Exercise instructions =
Return verbatim the run of lines that opens with the line holding "Give me the" and closes with the last line of the records.

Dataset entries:
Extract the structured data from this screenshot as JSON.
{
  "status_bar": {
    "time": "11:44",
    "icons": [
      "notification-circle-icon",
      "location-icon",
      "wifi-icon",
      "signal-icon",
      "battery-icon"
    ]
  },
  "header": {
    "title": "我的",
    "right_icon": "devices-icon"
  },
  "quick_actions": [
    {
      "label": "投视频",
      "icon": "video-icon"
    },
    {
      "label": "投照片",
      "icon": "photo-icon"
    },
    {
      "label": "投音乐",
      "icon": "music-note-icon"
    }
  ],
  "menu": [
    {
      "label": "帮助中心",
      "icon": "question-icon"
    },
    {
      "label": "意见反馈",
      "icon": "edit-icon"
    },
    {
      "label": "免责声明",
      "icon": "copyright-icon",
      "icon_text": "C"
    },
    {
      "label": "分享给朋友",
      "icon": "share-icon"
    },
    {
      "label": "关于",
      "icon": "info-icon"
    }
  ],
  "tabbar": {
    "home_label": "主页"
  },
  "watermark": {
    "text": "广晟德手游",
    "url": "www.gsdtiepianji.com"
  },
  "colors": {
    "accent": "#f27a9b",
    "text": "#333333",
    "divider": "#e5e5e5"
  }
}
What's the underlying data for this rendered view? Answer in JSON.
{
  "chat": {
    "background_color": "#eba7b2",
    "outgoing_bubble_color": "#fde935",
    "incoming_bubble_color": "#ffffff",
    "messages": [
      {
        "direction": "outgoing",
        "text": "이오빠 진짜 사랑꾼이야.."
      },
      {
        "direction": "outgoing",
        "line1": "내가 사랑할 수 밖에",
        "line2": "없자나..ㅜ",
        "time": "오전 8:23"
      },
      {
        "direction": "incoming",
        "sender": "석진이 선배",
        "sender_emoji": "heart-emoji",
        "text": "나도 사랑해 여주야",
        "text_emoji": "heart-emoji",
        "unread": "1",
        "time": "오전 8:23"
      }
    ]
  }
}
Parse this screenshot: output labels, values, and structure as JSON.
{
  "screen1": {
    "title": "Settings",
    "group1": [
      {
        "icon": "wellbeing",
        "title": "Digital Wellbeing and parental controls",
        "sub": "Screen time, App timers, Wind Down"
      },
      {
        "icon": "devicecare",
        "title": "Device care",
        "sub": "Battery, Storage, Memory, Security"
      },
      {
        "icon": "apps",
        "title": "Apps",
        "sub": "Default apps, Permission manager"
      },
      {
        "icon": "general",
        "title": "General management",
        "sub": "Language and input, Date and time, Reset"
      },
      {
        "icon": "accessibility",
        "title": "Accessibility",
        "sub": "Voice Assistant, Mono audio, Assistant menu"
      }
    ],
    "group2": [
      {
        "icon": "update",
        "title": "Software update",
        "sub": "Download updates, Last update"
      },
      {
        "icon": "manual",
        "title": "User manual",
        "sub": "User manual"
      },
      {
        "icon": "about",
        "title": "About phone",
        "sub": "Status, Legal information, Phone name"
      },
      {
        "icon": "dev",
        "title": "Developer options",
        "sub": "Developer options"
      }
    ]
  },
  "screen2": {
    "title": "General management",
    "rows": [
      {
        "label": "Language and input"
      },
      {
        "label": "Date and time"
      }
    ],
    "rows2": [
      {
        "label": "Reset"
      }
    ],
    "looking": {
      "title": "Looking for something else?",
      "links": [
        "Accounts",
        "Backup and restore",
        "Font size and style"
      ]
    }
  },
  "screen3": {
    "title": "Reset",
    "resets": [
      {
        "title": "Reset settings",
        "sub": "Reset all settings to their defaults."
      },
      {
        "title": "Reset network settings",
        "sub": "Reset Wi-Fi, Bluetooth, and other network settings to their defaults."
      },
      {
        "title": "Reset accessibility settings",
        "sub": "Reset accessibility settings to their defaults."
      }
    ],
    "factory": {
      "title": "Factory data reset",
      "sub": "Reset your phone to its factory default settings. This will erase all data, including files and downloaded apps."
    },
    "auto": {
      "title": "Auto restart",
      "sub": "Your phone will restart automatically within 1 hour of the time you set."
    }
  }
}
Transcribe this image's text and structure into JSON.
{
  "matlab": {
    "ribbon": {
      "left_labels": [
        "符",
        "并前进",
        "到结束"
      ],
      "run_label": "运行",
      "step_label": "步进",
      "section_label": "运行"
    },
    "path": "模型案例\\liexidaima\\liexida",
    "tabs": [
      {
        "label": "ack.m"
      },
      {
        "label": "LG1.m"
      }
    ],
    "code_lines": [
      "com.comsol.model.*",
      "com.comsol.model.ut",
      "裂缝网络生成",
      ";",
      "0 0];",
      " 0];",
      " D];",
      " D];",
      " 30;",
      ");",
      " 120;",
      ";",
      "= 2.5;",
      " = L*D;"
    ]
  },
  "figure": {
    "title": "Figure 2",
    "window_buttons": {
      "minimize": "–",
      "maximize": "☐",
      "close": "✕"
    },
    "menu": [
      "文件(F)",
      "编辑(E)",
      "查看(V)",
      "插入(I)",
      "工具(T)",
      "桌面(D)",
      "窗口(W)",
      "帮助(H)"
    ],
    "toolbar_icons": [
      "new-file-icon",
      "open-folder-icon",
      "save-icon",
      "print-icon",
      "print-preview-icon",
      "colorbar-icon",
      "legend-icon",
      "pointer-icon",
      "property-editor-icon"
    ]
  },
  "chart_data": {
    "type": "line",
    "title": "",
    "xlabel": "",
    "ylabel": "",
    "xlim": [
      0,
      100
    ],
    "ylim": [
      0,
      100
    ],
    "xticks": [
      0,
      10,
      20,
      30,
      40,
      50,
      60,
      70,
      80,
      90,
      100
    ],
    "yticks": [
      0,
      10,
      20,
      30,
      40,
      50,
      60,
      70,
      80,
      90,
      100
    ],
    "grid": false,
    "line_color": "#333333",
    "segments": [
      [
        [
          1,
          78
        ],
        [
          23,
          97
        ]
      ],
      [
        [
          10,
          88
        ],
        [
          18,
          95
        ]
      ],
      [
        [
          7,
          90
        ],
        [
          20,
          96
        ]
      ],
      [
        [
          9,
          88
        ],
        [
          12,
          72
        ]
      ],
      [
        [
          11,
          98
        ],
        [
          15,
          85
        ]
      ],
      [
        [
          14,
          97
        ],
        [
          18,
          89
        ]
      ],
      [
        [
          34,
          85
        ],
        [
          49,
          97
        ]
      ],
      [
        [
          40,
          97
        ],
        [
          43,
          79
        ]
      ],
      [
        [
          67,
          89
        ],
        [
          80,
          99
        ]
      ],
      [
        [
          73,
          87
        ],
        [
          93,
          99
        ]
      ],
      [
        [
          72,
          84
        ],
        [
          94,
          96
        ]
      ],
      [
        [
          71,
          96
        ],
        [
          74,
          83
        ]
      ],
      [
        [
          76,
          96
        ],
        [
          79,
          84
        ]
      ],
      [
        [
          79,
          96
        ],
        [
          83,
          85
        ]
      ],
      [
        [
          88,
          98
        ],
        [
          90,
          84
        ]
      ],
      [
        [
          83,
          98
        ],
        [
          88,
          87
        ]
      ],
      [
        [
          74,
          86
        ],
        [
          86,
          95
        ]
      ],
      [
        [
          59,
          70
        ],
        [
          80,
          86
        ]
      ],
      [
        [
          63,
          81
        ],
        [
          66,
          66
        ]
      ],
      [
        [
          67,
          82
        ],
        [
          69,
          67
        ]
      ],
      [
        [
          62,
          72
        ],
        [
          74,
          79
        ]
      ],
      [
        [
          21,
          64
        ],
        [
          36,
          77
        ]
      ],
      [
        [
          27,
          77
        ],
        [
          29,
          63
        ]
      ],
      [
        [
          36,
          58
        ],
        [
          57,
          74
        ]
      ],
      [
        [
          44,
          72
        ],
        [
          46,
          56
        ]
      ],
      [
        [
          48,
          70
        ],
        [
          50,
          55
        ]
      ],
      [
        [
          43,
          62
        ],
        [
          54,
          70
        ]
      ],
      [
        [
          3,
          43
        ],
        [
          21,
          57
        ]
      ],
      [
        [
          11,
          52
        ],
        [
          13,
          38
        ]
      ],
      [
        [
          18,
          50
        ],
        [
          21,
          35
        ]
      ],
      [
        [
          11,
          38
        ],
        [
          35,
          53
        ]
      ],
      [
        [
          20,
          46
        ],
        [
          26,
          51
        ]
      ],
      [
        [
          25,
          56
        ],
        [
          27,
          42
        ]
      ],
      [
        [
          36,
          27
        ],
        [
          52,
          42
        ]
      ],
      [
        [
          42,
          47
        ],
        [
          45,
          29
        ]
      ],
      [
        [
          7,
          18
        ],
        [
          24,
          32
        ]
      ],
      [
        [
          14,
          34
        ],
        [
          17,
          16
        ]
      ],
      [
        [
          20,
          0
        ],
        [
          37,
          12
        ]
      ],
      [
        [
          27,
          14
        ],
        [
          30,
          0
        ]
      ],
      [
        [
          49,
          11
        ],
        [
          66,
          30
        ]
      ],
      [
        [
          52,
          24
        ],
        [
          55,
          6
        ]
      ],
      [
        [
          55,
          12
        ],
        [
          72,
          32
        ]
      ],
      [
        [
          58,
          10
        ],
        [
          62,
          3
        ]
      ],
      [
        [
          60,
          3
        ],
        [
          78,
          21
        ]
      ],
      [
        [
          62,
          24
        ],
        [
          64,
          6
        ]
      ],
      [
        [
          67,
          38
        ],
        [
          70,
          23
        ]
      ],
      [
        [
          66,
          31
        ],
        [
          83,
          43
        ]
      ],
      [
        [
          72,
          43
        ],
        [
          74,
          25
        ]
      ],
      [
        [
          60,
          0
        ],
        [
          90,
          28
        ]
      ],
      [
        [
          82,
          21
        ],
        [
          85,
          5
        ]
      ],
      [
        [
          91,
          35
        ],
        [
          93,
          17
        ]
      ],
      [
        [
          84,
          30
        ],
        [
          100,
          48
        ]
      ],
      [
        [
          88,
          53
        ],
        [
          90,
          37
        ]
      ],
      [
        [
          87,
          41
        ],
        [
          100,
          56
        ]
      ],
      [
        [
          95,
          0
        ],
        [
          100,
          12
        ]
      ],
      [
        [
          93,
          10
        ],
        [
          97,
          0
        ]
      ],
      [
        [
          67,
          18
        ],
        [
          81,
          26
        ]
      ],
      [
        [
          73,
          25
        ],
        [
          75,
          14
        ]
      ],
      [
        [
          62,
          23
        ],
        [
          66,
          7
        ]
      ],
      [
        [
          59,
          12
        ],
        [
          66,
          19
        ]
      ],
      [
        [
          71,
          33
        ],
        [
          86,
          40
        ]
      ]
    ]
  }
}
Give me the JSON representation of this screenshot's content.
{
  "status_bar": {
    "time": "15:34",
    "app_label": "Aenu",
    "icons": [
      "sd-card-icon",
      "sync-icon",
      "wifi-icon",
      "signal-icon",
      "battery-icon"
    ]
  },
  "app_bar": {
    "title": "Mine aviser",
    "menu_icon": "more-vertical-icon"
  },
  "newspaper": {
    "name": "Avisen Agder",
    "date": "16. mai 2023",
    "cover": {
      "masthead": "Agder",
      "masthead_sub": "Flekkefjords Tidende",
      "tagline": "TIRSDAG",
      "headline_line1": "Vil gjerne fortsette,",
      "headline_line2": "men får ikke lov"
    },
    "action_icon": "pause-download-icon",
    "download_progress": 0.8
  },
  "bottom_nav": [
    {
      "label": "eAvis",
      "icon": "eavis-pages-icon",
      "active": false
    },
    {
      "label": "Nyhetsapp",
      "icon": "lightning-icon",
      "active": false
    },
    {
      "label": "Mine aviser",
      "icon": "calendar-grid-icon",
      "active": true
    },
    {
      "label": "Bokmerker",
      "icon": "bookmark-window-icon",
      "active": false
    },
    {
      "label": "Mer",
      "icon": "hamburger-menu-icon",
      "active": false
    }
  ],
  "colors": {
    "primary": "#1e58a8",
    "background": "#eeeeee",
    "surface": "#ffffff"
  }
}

The completed task =
Give me the JSON representation of this screenshot's content.
{
  "status_bar": {
    "time": "15:34",
    "app_label": "Aenu",
    "icons": [
      "sd-card-icon",
      "sync-icon",
      "wifi-icon",
      "signal-icon",
      "battery-icon"
    ]
  },
  "app_bar": {
    "title": "Mine aviser",
    "menu_icon": "more-vertical-icon"
  },
  "newspaper": {
    "name": "Avisen Agder",
    "date": "16. mai 2023",
    "cover": {
      "masthead": "Agder",
      "masthead_sub": "Flekkefjords Tidende",
      "tagline": "TIRSDAG",
      "headline_line1": "Vil gjerne fortsette,",
      "headline_line2": "men får ikke lov"
    },
    "action_icon": "pause-download-icon",
    "download_progress": 0.8
  },
  "bottom_nav": [
    {
      "label": "eAvis",
      "icon": "eavis-pages-icon",
      "active": false
    },
    {
      "label": "Nyhetsapp",
      "icon": "lightning-icon",
      "active": false
    },
    {
      "label": "Mine aviser",
      "icon": "calendar-grid-icon",
      "active": true
    },
    {
      "label": "Bokmerker",
      "icon": "bookmark-window-icon",
      "active": false
    },
    {
      "label": "Mer",
      "icon": "hamburger-menu-icon",
      "active": false
    }
  ],
  "colors": {
    "primary": "#1e58a8",
    "background": "#eeeeee",
    "surface": "#ffffff"
  }
}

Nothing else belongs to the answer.